Your instructions: Set down all of the data exactly as it appears.

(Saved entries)
····················

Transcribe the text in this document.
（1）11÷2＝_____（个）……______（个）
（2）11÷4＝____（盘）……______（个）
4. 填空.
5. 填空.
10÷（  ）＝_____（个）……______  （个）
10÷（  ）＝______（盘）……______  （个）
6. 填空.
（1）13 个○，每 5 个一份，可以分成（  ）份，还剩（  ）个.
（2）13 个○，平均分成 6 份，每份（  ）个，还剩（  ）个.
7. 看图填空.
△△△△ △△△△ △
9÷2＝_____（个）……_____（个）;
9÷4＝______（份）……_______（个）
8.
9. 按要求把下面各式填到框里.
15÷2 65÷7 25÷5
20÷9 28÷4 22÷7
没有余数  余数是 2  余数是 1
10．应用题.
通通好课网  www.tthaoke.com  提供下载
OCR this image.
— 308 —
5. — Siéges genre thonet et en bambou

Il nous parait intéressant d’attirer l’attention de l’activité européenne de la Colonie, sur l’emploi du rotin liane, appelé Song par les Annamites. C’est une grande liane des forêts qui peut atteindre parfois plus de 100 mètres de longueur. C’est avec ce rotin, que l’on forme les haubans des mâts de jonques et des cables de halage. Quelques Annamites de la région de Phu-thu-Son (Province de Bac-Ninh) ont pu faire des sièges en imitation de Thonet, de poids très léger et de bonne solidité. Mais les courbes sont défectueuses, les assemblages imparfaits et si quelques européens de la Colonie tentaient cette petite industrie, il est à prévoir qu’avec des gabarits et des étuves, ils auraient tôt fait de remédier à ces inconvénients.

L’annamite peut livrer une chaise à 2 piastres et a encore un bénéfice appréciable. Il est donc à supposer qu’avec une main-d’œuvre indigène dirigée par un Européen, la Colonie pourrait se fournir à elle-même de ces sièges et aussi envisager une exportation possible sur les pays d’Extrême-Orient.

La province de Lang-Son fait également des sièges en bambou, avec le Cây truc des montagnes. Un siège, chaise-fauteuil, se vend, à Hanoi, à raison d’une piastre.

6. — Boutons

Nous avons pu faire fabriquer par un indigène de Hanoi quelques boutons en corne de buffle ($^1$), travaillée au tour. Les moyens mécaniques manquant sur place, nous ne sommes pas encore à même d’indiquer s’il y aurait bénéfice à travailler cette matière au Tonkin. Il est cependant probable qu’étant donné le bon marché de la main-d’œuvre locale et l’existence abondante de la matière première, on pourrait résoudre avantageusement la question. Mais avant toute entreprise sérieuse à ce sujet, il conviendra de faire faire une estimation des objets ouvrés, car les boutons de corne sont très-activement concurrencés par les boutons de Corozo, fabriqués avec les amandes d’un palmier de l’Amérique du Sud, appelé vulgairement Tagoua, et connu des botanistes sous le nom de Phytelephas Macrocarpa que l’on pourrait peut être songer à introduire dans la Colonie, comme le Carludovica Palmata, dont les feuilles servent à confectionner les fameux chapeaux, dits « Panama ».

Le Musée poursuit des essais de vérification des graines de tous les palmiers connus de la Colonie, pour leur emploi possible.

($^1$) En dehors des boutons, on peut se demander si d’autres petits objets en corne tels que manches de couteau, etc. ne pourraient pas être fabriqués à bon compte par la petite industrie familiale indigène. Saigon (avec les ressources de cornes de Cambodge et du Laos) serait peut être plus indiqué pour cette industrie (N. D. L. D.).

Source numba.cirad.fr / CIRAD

····················

Task result:
Transcribe the text in this document.
（1）11÷2＝_____（个）……______（个）
（2）11÷4＝____（盘）……______（个）
4. 填空.
5. 填空.
10÷（  ）＝_____（个）……______  （个）
10÷（  ）＝______（盘）……______  （个）
6. 填空.
（1）13 个○，每 5 个一份，可以分成（  ）份，还剩（  ）个.
（2）13 个○，平均分成 6 份，每份（  ）个，还剩（  ）个.
7. 看图填空.
△△△△ △△△△ △
9÷2＝_____（个）……_____（个）;
9÷4＝______（份）……_______（个）
8.
9. 按要求把下面各式填到框里.
15÷2 65÷7 25÷5
20÷9 28÷4 22÷7
没有余数  余数是 2  余数是 1
10．应用题.
通通好课网  www.tthaoke.com  提供下载
OCR this image.
— 308 —
5. — Siéges genre thonet et en bambou

Il nous parait intéressant d’attirer l’attention de l’activité européenne de la Colonie, sur l’emploi du rotin liane, appelé Song par les Annamites. C’est une grande liane des forêts qui peut atteindre parfois plus de 100 mètres de longueur. C’est avec ce rotin, que l’on forme les haubans des mâts de jonques et des cables de halage. Quelques Annamites de la région de Phu-thu-Son (Province de Bac-Ninh) ont pu faire des sièges en imitation de Thonet, de poids très léger et de bonne solidité. Mais les courbes sont défectueuses, les assemblages imparfaits et si quelques européens de la Colonie tentaient cette petite industrie, il est à prévoir qu’avec des gabarits et des étuves, ils auraient tôt fait de remédier à ces inconvénients.

L’annamite peut livrer une chaise à 2 piastres et a encore un bénéfice appréciable. Il est donc à supposer qu’avec une main-d’œuvre indigène dirigée par un Européen, la Colonie pourrait se fournir à elle-même de ces sièges et aussi envisager une exportation possible sur les pays d’Extrême-Orient.

La province de Lang-Son fait également des sièges en bambou, avec le Cây truc des montagnes. Un siège, chaise-fauteuil, se vend, à Hanoi, à raison d’une piastre.

6. — Boutons

Nous avons pu faire fabriquer par un indigène de Hanoi quelques boutons en corne de buffle ($^1$), travaillée au tour. Les moyens mécaniques manquant sur place, nous ne sommes pas encore à même d’indiquer s’il y aurait bénéfice à travailler cette matière au Tonkin. Il est cependant probable qu’étant donné le bon marché de la main-d’œuvre locale et l’existence abondante de la matière première, on pourrait résoudre avantageusement la question. Mais avant toute entreprise sérieuse à ce sujet, il conviendra de faire faire une estimation des objets ouvrés, car les boutons de corne sont très-activement concurrencés par les boutons de Corozo, fabriqués avec les amandes d’un palmier de l’Amérique du Sud, appelé vulgairement Tagoua, et connu des botanistes sous le nom de Phytelephas Macrocarpa que l’on pourrait peut être songer à introduire dans la Colonie, comme le Carludovica Palmata, dont les feuilles servent à confectionner les fameux chapeaux, dits « Panama ».

Le Musée poursuit des essais de vérification des graines de tous les palmiers connus de la Colonie, pour leur emploi possible.

($^1$) En dehors des boutons, on peut se demander si d’autres petits objets en corne tels que manches de couteau, etc. ne pourraient pas être fabriqués à bon compte par la petite industrie familiale indigène. Saigon (avec les ressources de cornes de Cambodge et du Laos) serait peut être plus indiqué pour cette industrie (N. D. L. D.).

Source numba.cirad.fr / CIRAD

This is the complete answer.